→ Material shown
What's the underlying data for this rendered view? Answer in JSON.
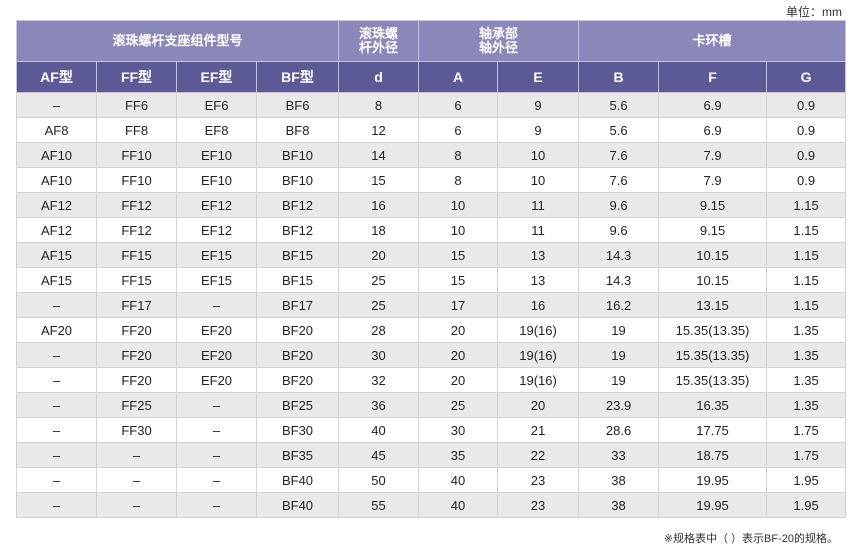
{
  "unit_label": "单位：mm",
  "header": {
    "group_model": "滚珠螺杆支座组件型号",
    "shaft_od_l1": "滚珠螺",
    "shaft_od_l2": "杆外径",
    "bearing_l1": "轴承部",
    "bearing_l2": "轴外径",
    "snap_ring": "卡环槽",
    "af": "AF型",
    "ff": "FF型",
    "ef": "EF型",
    "bf": "BF型",
    "d": "d",
    "a": "A",
    "e": "E",
    "b": "B",
    "f": "F",
    "g": "G"
  },
  "rows": [
    [
      "–",
      "FF6",
      "EF6",
      "BF6",
      "8",
      "6",
      "9",
      "5.6",
      "6.9",
      "0.9"
    ],
    [
      "AF8",
      "FF8",
      "EF8",
      "BF8",
      "12",
      "6",
      "9",
      "5.6",
      "6.9",
      "0.9"
    ],
    [
      "AF10",
      "FF10",
      "EF10",
      "BF10",
      "14",
      "8",
      "10",
      "7.6",
      "7.9",
      "0.9"
    ],
    [
      "AF10",
      "FF10",
      "EF10",
      "BF10",
      "15",
      "8",
      "10",
      "7.6",
      "7.9",
      "0.9"
    ],
    [
      "AF12",
      "FF12",
      "EF12",
      "BF12",
      "16",
      "10",
      "11",
      "9.6",
      "9.15",
      "1.15"
    ],
    [
      "AF12",
      "FF12",
      "EF12",
      "BF12",
      "18",
      "10",
      "11",
      "9.6",
      "9.15",
      "1.15"
    ],
    [
      "AF15",
      "FF15",
      "EF15",
      "BF15",
      "20",
      "15",
      "13",
      "14.3",
      "10.15",
      "1.15"
    ],
    [
      "AF15",
      "FF15",
      "EF15",
      "BF15",
      "25",
      "15",
      "13",
      "14.3",
      "10.15",
      "1.15"
    ],
    [
      "–",
      "FF17",
      "–",
      "BF17",
      "25",
      "17",
      "16",
      "16.2",
      "13.15",
      "1.15"
    ],
    [
      "AF20",
      "FF20",
      "EF20",
      "BF20",
      "28",
      "20",
      "19(16)",
      "19",
      "15.35(13.35)",
      "1.35"
    ],
    [
      "–",
      "FF20",
      "EF20",
      "BF20",
      "30",
      "20",
      "19(16)",
      "19",
      "15.35(13.35)",
      "1.35"
    ],
    [
      "–",
      "FF20",
      "EF20",
      "BF20",
      "32",
      "20",
      "19(16)",
      "19",
      "15.35(13.35)",
      "1.35"
    ],
    [
      "–",
      "FF25",
      "–",
      "BF25",
      "36",
      "25",
      "20",
      "23.9",
      "16.35",
      "1.35"
    ],
    [
      "–",
      "FF30",
      "–",
      "BF30",
      "40",
      "30",
      "21",
      "28.6",
      "17.75",
      "1.75"
    ],
    [
      "–",
      "–",
      "–",
      "BF35",
      "45",
      "35",
      "22",
      "33",
      "18.75",
      "1.75"
    ],
    [
      "–",
      "–",
      "–",
      "BF40",
      "50",
      "40",
      "23",
      "38",
      "19.95",
      "1.95"
    ],
    [
      "–",
      "–",
      "–",
      "BF40",
      "55",
      "40",
      "23",
      "38",
      "19.95",
      "1.95"
    ]
  ],
  "note": "※规格表中（ ）表示BF-20的规格。"
}
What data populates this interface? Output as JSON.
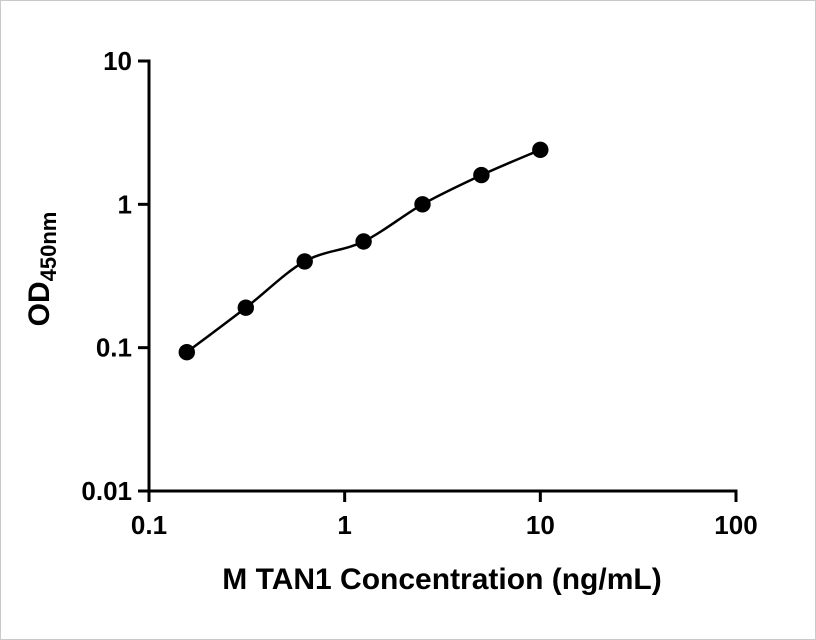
{
  "chart_data": {
    "type": "scatter",
    "x": [
      0.156,
      0.3125,
      0.625,
      1.25,
      2.5,
      5,
      10
    ],
    "y": [
      0.093,
      0.19,
      0.4,
      0.55,
      1.0,
      1.6,
      2.4
    ],
    "xlabel": "M TAN1 Concentration (ng/mL)",
    "ylabel_main": "OD",
    "ylabel_sub": "450nm",
    "x_scale": "log",
    "y_scale": "log",
    "xlim": [
      0.1,
      100
    ],
    "ylim": [
      0.01,
      10
    ],
    "x_ticks": [
      0.1,
      1,
      10,
      100
    ],
    "x_tick_labels": [
      "0.1",
      "1",
      "10",
      "100"
    ],
    "y_ticks": [
      0.01,
      0.1,
      1,
      10
    ],
    "y_tick_labels": [
      "0.01",
      "0.1",
      "1",
      "10"
    ],
    "grid": "off",
    "legend": "none",
    "marker_color": "#000000",
    "line_color": "#000000",
    "axis_color": "#000000",
    "background": "#ffffff"
  }
}
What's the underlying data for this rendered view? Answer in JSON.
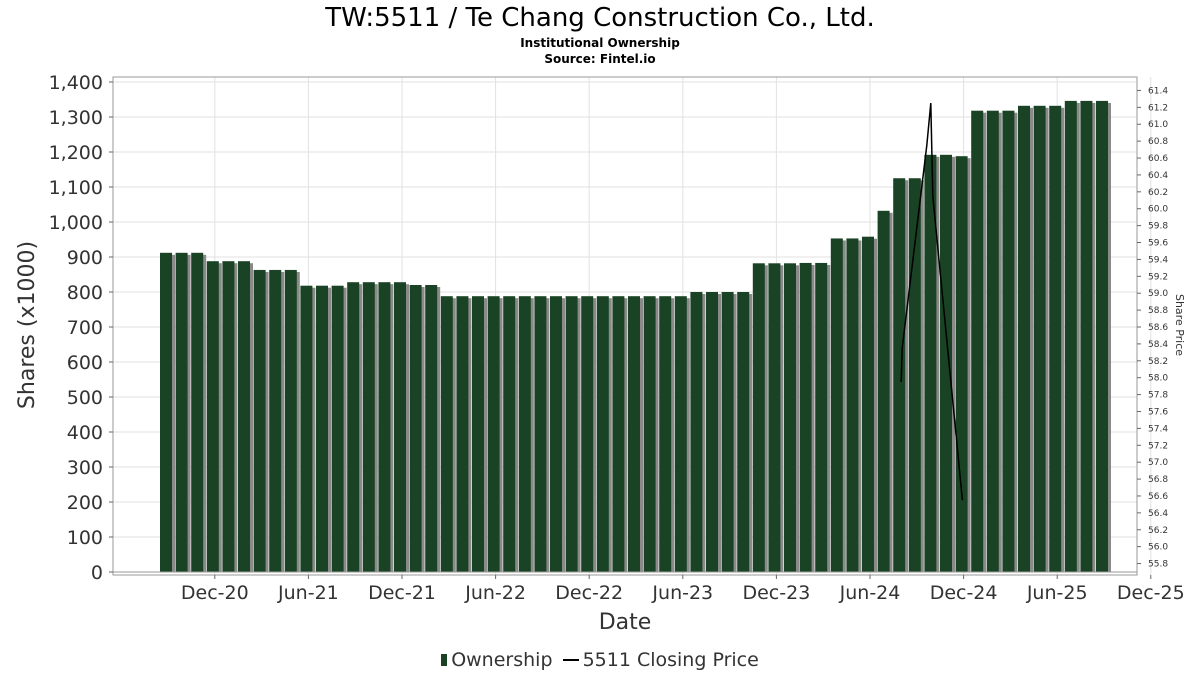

→ Exercise task
Omit the pictures. Transcribe every record exactly.

→ Correct result
What's the underlying data for this rendered view? Answer in JSON.
{
  "unit_label": "单位：mm",
  "header": {
    "group_model": "滚珠螺杆支座组件型号",
    "shaft_od_l1": "滚珠螺",
    "shaft_od_l2": "杆外径",
    "bearing_l1": "轴承部",
    "bearing_l2": "轴外径",
    "snap_ring": "卡环槽",
    "af": "AF型",
    "ff": "FF型",
    "ef": "EF型",
    "bf": "BF型",
    "d": "d",
    "a": "A",
    "e": "E",
    "b": "B",
    "f": "F",
    "g": "G"
  },
  "rows": [
    [
      "–",
      "FF6",
      "EF6",
      "BF6",
      "8",
      "6",
      "9",
      "5.6",
      "6.9",
      "0.9"
    ],
    [
      "AF8",
      "FF8",
      "EF8",
      "BF8",
      "12",
      "6",
      "9",
      "5.6",
      "6.9",
      "0.9"
    ],
    [
      "AF10",
      "FF10",
      "EF10",
      "BF10",
      "14",
      "8",
      "10",
      "7.6",
      "7.9",
      "0.9"
    ],
    [
      "AF10",
      "FF10",
      "EF10",
      "BF10",
      "15",
      "8",
      "10",
      "7.6",
      "7.9",
      "0.9"
    ],
    [
      "AF12",
      "FF12",
      "EF12",
      "BF12",
      "16",
      "10",
      "11",
      "9.6",
      "9.15",
      "1.15"
    ],
    [
      "AF12",
      "FF12",
      "EF12",
      "BF12",
      "18",
      "10",
      "11",
      "9.6",
      "9.15",
      "1.15"
    ],
    [
      "AF15",
      "FF15",
      "EF15",
      "BF15",
      "20",
      "15",
      "13",
      "14.3",
      "10.15",
      "1.15"
    ],
    [
      "AF15",
      "FF15",
      "EF15",
      "BF15",
      "25",
      "15",
      "13",
      "14.3",
      "10.15",
      "1.15"
    ],
    [
      "–",
      "FF17",
      "–",
      "BF17",
      "25",
      "17",
      "16",
      "16.2",
      "13.15",
      "1.15"
    ],
    [
      "AF20",
      "FF20",
      "EF20",
      "BF20",
      "28",
      "20",
      "19(16)",
      "19",
      "15.35(13.35)",
      "1.35"
    ],
    [
      "–",
      "FF20",
      "EF20",
      "BF20",
      "30",
      "20",
      "19(16)",
      "19",
      "15.35(13.35)",
      "1.35"
    ],
    [
      "–",
      "FF20",
      "EF20",
      "BF20",
      "32",
      "20",
      "19(16)",
      "19",
      "15.35(13.35)",
      "1.35"
    ],
    [
      "–",
      "FF25",
      "–",
      "BF25",
      "36",
      "25",
      "20",
      "23.9",
      "16.35",
      "1.35"
    ],
    [
      "–",
      "FF30",
      "–",
      "BF30",
      "40",
      "30",
      "21",
      "28.6",
      "17.75",
      "1.75"
    ],
    [
      "–",
      "–",
      "–",
      "BF35",
      "45",
      "35",
      "22",
      "33",
      "18.75",
      "1.75"
    ],
    [
      "–",
      "–",
      "–",
      "BF40",
      "50",
      "40",
      "23",
      "38",
      "19.95",
      "1.95"
    ],
    [
      "–",
      "–",
      "–",
      "BF40",
      "55",
      "40",
      "23",
      "38",
      "19.95",
      "1.95"
    ]
  ],
  "note": "※规格表中（ ）表示BF-20的规格。"
}
What data populates this interface? Output as JSON.
{
  "chart_data": {
    "type": "scatter",
    "x": [
      0.156,
      0.3125,
      0.625,
      1.25,
      2.5,
      5,
      10
    ],
    "y": [
      0.093,
      0.19,
      0.4,
      0.55,
      1.0,
      1.6,
      2.4
    ],
    "xlabel": "M TAN1 Concentration (ng/mL)",
    "ylabel_main": "OD",
    "ylabel_sub": "450nm",
    "x_scale": "log",
    "y_scale": "log",
    "xlim": [
      0.1,
      100
    ],
    "ylim": [
      0.01,
      10
    ],
    "x_ticks": [
      0.1,
      1,
      10,
      100
    ],
    "x_tick_labels": [
      "0.1",
      "1",
      "10",
      "100"
    ],
    "y_ticks": [
      0.01,
      0.1,
      1,
      10
    ],
    "y_tick_labels": [
      "0.01",
      "0.1",
      "1",
      "10"
    ],
    "grid": "off",
    "legend": "none",
    "marker_color": "#000000",
    "line_color": "#000000",
    "axis_color": "#000000",
    "background": "#ffffff"
  }
}
What's the underlying data for this rendered view? Answer in JSON.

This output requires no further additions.